Begin MATERIAL FOR THE TASK

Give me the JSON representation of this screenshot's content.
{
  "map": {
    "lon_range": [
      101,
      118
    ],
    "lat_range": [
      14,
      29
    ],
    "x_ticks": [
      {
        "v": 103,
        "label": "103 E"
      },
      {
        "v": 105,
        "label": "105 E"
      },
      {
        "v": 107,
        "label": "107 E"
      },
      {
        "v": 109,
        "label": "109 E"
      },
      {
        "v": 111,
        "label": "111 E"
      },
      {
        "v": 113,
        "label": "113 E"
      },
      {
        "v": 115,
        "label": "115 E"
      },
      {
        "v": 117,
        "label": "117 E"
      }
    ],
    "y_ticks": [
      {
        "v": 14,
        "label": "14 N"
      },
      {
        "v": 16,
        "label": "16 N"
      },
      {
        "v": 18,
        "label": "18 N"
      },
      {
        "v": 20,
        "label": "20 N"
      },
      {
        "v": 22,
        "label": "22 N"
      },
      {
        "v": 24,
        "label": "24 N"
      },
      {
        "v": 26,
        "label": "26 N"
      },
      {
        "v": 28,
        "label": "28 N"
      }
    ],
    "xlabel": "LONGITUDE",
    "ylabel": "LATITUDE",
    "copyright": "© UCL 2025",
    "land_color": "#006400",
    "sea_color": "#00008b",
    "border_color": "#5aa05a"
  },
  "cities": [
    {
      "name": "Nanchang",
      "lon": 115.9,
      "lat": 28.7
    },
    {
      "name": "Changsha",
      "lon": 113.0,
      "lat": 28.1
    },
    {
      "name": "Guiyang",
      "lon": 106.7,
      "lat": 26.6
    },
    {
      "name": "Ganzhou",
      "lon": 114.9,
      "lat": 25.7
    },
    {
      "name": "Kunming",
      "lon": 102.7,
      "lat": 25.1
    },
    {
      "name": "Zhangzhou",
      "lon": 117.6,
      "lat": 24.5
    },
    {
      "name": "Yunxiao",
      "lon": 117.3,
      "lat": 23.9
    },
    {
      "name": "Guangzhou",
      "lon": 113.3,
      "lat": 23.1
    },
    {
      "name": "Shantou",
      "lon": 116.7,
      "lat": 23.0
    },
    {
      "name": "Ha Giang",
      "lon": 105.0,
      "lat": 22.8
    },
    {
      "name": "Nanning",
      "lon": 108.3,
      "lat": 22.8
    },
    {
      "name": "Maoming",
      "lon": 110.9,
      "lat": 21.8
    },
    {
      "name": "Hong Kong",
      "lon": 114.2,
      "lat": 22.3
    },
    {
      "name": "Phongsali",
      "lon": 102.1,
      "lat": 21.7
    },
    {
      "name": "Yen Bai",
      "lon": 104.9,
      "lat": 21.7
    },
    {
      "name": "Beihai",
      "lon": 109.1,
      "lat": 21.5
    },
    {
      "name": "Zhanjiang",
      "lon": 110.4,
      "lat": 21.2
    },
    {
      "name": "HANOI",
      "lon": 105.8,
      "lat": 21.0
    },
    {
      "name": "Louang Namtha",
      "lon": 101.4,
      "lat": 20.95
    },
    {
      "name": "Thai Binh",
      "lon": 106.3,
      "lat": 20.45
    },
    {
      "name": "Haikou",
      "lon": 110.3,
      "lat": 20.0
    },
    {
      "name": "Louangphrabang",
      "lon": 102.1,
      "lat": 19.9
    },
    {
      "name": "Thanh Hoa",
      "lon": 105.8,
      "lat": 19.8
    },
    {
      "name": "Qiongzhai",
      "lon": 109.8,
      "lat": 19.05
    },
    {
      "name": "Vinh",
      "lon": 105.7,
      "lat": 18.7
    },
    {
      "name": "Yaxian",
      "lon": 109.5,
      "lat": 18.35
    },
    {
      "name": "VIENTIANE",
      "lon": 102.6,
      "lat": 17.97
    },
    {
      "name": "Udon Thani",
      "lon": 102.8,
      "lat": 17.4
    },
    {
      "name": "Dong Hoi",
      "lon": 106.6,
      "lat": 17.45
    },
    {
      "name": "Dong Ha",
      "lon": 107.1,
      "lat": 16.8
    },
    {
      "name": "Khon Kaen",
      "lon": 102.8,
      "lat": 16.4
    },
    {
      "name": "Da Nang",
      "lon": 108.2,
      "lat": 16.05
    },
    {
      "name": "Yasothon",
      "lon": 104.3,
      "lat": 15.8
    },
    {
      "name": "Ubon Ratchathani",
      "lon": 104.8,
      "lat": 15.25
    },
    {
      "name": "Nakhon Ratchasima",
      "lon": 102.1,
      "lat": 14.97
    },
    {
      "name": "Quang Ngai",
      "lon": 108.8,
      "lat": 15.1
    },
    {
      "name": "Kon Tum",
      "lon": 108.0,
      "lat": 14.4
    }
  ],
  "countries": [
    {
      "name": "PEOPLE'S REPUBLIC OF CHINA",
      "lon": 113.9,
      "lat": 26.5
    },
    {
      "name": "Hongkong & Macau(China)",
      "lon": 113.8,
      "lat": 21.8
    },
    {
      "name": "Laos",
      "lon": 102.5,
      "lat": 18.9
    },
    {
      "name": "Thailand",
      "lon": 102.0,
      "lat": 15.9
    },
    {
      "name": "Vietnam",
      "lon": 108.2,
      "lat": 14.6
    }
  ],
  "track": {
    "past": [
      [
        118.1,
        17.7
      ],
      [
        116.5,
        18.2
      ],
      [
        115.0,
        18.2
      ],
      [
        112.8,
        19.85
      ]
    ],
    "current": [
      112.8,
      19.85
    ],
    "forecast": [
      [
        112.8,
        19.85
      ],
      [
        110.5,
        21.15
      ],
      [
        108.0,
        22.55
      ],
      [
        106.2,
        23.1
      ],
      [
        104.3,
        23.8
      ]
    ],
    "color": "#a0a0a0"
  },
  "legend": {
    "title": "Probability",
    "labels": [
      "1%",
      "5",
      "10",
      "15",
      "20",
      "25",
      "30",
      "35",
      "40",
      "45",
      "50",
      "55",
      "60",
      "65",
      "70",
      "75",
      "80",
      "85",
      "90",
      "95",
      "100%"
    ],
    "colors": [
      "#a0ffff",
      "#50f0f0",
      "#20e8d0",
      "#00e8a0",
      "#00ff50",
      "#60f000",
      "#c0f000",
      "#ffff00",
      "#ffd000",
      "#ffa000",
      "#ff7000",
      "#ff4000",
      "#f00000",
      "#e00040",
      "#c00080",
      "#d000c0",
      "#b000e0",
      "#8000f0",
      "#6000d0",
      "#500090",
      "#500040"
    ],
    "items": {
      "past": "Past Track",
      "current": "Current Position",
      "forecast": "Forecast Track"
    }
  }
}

End MATERIAL FOR THE TASK

All entries must be repeated verbatim.

Give me the JSON representation of this screenshot's content.
{
  "map": {
    "lon_range": [
      101,
      118
    ],
    "lat_range": [
      14,
      29
    ],
    "x_ticks": [
      {
        "v": 103,
        "label": "103 E"
      },
      {
        "v": 105,
        "label": "105 E"
      },
      {
        "v": 107,
        "label": "107 E"
      },
      {
        "v": 109,
        "label": "109 E"
      },
      {
        "v": 111,
        "label": "111 E"
      },
      {
        "v": 113,
        "label": "113 E"
      },
      {
        "v": 115,
        "label": "115 E"
      },
      {
        "v": 117,
        "label": "117 E"
      }
    ],
    "y_ticks": [
      {
        "v": 14,
        "label": "14 N"
      },
      {
        "v": 16,
        "label": "16 N"
      },
      {
        "v": 18,
        "label": "18 N"
      },
      {
        "v": 20,
        "label": "20 N"
      },
      {
        "v": 22,
        "label": "22 N"
      },
      {
        "v": 24,
        "label": "24 N"
      },
      {
        "v": 26,
        "label": "26 N"
      },
      {
        "v": 28,
        "label": "28 N"
      }
    ],
    "xlabel": "LONGITUDE",
    "ylabel": "LATITUDE",
    "copyright": "© UCL 2025",
    "land_color": "#006400",
    "sea_color": "#00008b",
    "border_color": "#5aa05a"
  },
  "cities": [
    {
      "name": "Nanchang",
      "lon": 115.9,
      "lat": 28.7
    },
    {
      "name": "Changsha",
      "lon": 113.0,
      "lat": 28.1
    },
    {
      "name": "Guiyang",
      "lon": 106.7,
      "lat": 26.6
    },
    {
      "name": "Ganzhou",
      "lon": 114.9,
      "lat": 25.7
    },
    {
      "name": "Kunming",
      "lon": 102.7,
      "lat": 25.1
    },
    {
      "name": "Zhangzhou",
      "lon": 117.6,
      "lat": 24.5
    },
    {
      "name": "Yunxiao",
      "lon": 117.3,
      "lat": 23.9
    },
    {
      "name": "Guangzhou",
      "lon": 113.3,
      "lat": 23.1
    },
    {
      "name": "Shantou",
      "lon": 116.7,
      "lat": 23.0
    },
    {
      "name": "Ha Giang",
      "lon": 105.0,
      "lat": 22.8
    },
    {
      "name": "Nanning",
      "lon": 108.3,
      "lat": 22.8
    },
    {
      "name": "Maoming",
      "lon": 110.9,
      "lat": 21.8
    },
    {
      "name": "Hong Kong",
      "lon": 114.2,
      "lat": 22.3
    },
    {
      "name": "Phongsali",
      "lon": 102.1,
      "lat": 21.7
    },
    {
      "name": "Yen Bai",
      "lon": 104.9,
      "lat": 21.7
    },
    {
      "name": "Beihai",
      "lon": 109.1,
      "lat": 21.5
    },
    {
      "name": "Zhanjiang",
      "lon": 110.4,
      "lat": 21.2
    },
    {
      "name": "HANOI",
      "lon": 105.8,
      "lat": 21.0
    },
    {
      "name": "Louang Namtha",
      "lon": 101.4,
      "lat": 20.95
    },
    {
      "name": "Thai Binh",
      "lon": 106.3,
      "lat": 20.45
    },
    {
      "name": "Haikou",
      "lon": 110.3,
      "lat": 20.0
    },
    {
      "name": "Louangphrabang",
      "lon": 102.1,
      "lat": 19.9
    },
    {
      "name": "Thanh Hoa",
      "lon": 105.8,
      "lat": 19.8
    },
    {
      "name": "Qiongzhai",
      "lon": 109.8,
      "lat": 19.05
    },
    {
      "name": "Vinh",
      "lon": 105.7,
      "lat": 18.7
    },
    {
      "name": "Yaxian",
      "lon": 109.5,
      "lat": 18.35
    },
    {
      "name": "VIENTIANE",
      "lon": 102.6,
      "lat": 17.97
    },
    {
      "name": "Udon Thani",
      "lon": 102.8,
      "lat": 17.4
    },
    {
      "name": "Dong Hoi",
      "lon": 106.6,
      "lat": 17.45
    },
    {
      "name": "Dong Ha",
      "lon": 107.1,
      "lat": 16.8
    },
    {
      "name": "Khon Kaen",
      "lon": 102.8,
      "lat": 16.4
    },
    {
      "name": "Da Nang",
      "lon": 108.2,
      "lat": 16.05
    },
    {
      "name": "Yasothon",
      "lon": 104.3,
      "lat": 15.8
    },
    {
      "name": "Ubon Ratchathani",
      "lon": 104.8,
      "lat": 15.25
    },
    {
      "name": "Nakhon Ratchasima",
      "lon": 102.1,
      "lat": 14.97
    },
    {
      "name": "Quang Ngai",
      "lon": 108.8,
      "lat": 15.1
    },
    {
      "name": "Kon Tum",
      "lon": 108.0,
      "lat": 14.4
    }
  ],
  "countries": [
    {
      "name": "PEOPLE'S REPUBLIC OF CHINA",
      "lon": 113.9,
      "lat": 26.5
    },
    {
      "name": "Hongkong & Macau(China)",
      "lon": 113.8,
      "lat": 21.8
    },
    {
      "name": "Laos",
      "lon": 102.5,
      "lat": 18.9
    },
    {
      "name": "Thailand",
      "lon": 102.0,
      "lat": 15.9
    },
    {
      "name": "Vietnam",
      "lon": 108.2,
      "lat": 14.6
    }
  ],
  "track": {
    "past": [
      [
        118.1,
        17.7
      ],
      [
        116.5,
        18.2
      ],
      [
        115.0,
        18.2
      ],
      [
        112.8,
        19.85
      ]
    ],
    "current": [
      112.8,
      19.85
    ],
    "forecast": [
      [
        112.8,
        19.85
      ],
      [
        110.5,
        21.15
      ],
      [
        108.0,
        22.55
      ],
      [
        106.2,
        23.1
      ],
      [
        104.3,
        23.8
      ]
    ],
    "color": "#a0a0a0"
  },
  "legend": {
    "title": "Probability",
    "labels": [
      "1%",
      "5",
      "10",
      "15",
      "20",
      "25",
      "30",
      "35",
      "40",
      "45",
      "50",
      "55",
      "60",
      "65",
      "70",
      "75",
      "80",
      "85",
      "90",
      "95",
      "100%"
    ],
    "colors": [
      "#a0ffff",
      "#50f0f0",
      "#20e8d0",
      "#00e8a0",
      "#00ff50",
      "#60f000",
      "#c0f000",
      "#ffff00",
      "#ffd000",
      "#ffa000",
      "#ff7000",
      "#ff4000",
      "#f00000",
      "#e00040",
      "#c00080",
      "#d000c0",
      "#b000e0",
      "#8000f0",
      "#6000d0",
      "#500090",
      "#500040"
    ],
    "items": {
      "past": "Past Track",
      "current": "Current Position",
      "forecast": "Forecast Track"
    }
  }
}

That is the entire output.